Start Entries

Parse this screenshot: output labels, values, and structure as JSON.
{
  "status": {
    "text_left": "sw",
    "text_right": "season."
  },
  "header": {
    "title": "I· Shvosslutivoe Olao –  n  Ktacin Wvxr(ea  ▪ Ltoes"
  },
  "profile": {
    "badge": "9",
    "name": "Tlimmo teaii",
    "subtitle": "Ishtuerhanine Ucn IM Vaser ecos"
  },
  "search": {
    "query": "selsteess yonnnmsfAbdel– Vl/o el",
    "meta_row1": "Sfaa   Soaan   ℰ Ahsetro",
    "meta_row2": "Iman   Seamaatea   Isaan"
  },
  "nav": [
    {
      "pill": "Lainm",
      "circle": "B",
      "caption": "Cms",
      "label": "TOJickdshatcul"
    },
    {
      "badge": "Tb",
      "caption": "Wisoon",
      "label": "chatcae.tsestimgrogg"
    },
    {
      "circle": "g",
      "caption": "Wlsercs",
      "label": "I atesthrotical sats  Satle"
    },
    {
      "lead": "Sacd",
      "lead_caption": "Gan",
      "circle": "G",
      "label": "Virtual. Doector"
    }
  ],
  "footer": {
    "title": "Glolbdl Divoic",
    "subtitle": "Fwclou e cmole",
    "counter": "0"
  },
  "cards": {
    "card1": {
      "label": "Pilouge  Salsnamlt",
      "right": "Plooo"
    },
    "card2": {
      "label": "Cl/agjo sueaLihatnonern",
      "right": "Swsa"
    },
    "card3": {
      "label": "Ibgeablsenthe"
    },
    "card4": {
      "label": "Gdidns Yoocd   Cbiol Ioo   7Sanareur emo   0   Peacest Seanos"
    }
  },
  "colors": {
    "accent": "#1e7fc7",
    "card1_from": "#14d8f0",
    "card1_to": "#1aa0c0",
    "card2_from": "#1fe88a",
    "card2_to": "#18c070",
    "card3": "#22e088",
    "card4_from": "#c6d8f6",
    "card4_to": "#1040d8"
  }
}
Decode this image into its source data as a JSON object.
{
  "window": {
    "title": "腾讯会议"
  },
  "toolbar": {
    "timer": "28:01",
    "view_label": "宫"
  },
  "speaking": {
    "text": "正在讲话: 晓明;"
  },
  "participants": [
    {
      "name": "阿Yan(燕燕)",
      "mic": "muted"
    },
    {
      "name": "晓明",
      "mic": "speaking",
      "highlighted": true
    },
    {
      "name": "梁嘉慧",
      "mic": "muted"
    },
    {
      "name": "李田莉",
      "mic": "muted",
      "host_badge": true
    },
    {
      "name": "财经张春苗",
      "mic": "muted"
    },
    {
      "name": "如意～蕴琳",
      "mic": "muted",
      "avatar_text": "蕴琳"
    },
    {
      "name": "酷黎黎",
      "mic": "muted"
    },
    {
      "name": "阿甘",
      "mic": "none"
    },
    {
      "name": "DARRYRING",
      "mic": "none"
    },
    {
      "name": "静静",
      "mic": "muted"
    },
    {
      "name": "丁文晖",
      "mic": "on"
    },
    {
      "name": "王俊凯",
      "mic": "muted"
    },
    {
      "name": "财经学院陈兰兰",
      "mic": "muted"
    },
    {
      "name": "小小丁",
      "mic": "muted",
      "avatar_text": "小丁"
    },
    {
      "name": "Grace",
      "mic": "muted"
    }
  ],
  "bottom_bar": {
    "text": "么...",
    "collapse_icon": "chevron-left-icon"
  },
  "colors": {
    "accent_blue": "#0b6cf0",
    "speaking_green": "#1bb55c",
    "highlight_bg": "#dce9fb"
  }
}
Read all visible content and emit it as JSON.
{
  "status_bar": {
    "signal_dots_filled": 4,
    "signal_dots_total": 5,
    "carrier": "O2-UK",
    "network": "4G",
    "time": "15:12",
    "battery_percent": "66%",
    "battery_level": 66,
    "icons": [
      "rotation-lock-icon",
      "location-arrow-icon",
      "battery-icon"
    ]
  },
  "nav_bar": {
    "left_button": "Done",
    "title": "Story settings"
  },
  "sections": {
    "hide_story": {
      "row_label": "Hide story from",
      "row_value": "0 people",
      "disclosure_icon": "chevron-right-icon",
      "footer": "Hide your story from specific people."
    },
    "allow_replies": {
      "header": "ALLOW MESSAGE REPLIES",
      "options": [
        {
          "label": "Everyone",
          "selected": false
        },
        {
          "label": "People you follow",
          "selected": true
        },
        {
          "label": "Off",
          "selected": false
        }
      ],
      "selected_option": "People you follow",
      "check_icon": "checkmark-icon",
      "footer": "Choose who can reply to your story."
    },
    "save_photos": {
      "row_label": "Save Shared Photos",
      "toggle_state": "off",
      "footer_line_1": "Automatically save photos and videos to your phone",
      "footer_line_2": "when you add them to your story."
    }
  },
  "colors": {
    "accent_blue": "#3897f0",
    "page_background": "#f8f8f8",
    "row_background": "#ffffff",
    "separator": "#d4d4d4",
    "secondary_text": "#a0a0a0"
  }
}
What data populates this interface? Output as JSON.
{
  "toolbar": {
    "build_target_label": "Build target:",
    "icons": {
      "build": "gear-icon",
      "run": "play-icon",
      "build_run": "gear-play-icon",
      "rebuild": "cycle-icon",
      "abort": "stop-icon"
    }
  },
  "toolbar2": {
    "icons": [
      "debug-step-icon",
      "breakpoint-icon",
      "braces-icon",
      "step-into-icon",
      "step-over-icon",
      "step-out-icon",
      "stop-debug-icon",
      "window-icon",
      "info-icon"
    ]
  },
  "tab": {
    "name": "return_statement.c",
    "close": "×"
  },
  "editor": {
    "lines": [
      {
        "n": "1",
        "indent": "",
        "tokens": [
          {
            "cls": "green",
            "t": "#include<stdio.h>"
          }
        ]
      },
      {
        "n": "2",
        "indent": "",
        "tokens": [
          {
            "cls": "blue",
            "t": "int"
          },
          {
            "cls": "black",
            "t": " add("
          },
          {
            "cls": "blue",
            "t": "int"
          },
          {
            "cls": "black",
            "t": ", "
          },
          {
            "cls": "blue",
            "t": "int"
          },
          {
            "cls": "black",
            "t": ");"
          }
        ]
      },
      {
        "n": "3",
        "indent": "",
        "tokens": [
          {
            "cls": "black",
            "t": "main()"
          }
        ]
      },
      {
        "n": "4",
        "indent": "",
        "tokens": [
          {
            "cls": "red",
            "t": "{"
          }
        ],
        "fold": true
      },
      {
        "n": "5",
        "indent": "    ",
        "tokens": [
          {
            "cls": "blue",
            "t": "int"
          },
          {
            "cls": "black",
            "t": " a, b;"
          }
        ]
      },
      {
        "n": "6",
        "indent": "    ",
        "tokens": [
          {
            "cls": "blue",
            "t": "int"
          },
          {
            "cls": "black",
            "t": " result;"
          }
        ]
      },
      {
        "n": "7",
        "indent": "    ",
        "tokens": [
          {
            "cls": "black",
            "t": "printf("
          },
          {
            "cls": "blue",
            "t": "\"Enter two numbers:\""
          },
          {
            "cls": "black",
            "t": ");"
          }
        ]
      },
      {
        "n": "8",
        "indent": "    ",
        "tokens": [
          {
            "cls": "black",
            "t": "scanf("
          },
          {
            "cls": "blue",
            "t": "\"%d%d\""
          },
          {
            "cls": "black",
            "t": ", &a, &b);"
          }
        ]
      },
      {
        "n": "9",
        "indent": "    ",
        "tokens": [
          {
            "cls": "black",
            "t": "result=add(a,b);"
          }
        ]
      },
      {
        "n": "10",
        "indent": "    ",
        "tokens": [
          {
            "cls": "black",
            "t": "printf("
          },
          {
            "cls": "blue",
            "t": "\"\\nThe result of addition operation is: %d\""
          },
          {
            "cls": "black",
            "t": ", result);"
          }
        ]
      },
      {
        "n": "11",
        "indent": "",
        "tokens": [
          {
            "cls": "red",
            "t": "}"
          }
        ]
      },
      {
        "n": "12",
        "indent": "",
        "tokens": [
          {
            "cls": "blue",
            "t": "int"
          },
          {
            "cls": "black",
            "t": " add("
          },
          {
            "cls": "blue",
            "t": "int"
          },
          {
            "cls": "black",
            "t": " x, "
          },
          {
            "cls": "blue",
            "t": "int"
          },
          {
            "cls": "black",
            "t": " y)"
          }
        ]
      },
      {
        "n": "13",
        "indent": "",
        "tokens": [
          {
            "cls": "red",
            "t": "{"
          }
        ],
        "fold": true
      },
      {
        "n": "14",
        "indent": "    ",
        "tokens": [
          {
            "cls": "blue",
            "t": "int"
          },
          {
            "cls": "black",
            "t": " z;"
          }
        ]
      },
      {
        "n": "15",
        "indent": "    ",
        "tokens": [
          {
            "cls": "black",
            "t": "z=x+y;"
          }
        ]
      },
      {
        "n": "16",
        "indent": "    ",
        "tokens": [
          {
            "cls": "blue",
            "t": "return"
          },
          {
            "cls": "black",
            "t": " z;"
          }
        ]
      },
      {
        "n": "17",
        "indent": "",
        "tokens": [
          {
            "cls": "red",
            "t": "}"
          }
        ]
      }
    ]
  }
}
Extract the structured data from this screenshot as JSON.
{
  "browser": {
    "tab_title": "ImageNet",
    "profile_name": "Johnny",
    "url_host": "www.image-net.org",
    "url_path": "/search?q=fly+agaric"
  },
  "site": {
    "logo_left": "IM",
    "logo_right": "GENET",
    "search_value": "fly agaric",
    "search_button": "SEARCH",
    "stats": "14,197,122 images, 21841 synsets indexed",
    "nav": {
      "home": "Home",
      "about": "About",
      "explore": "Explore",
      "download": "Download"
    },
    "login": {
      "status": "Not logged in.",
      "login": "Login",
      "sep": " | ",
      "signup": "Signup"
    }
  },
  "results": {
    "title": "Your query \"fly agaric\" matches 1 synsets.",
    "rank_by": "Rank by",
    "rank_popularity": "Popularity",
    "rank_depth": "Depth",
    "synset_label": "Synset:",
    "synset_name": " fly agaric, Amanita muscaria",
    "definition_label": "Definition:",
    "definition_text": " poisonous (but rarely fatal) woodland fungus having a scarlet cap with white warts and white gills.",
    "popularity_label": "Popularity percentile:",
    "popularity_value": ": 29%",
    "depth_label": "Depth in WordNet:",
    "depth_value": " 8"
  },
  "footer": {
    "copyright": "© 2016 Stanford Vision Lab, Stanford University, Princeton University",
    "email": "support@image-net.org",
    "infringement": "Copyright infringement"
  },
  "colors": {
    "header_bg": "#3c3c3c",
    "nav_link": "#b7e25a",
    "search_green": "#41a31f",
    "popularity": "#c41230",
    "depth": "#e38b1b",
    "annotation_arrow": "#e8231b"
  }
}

End Entries

Aim -
Exactly reproduce the lines from the one containing "Extract the structured" through the end of the records, and only those lines.

Output of the exercise -
Extract the structured data from this screenshot as JSON.
{
  "browser": {
    "tab_title": "ImageNet",
    "profile_name": "Johnny",
    "url_host": "www.image-net.org",
    "url_path": "/search?q=fly+agaric"
  },
  "site": {
    "logo_left": "IM",
    "logo_right": "GENET",
    "search_value": "fly agaric",
    "search_button": "SEARCH",
    "stats": "14,197,122 images, 21841 synsets indexed",
    "nav": {
      "home": "Home",
      "about": "About",
      "explore": "Explore",
      "download": "Download"
    },
    "login": {
      "status": "Not logged in.",
      "login": "Login",
      "sep": " | ",
      "signup": "Signup"
    }
  },
  "results": {
    "title": "Your query \"fly agaric\" matches 1 synsets.",
    "rank_by": "Rank by",
    "rank_popularity": "Popularity",
    "rank_depth": "Depth",
    "synset_label": "Synset:",
    "synset_name": " fly agaric, Amanita muscaria",
    "definition_label": "Definition:",
    "definition_text": " poisonous (but rarely fatal) woodland fungus having a scarlet cap with white warts and white gills.",
    "popularity_label": "Popularity percentile:",
    "popularity_value": ": 29%",
    "depth_label": "Depth in WordNet:",
    "depth_value": " 8"
  },
  "footer": {
    "copyright": "© 2016 Stanford Vision Lab, Stanford University, Princeton University",
    "email": "support@image-net.org",
    "infringement": "Copyright infringement"
  },
  "colors": {
    "header_bg": "#3c3c3c",
    "nav_link": "#b7e25a",
    "search_green": "#41a31f",
    "popularity": "#c41230",
    "depth": "#e38b1b",
    "annotation_arrow": "#e8231b"
  }
}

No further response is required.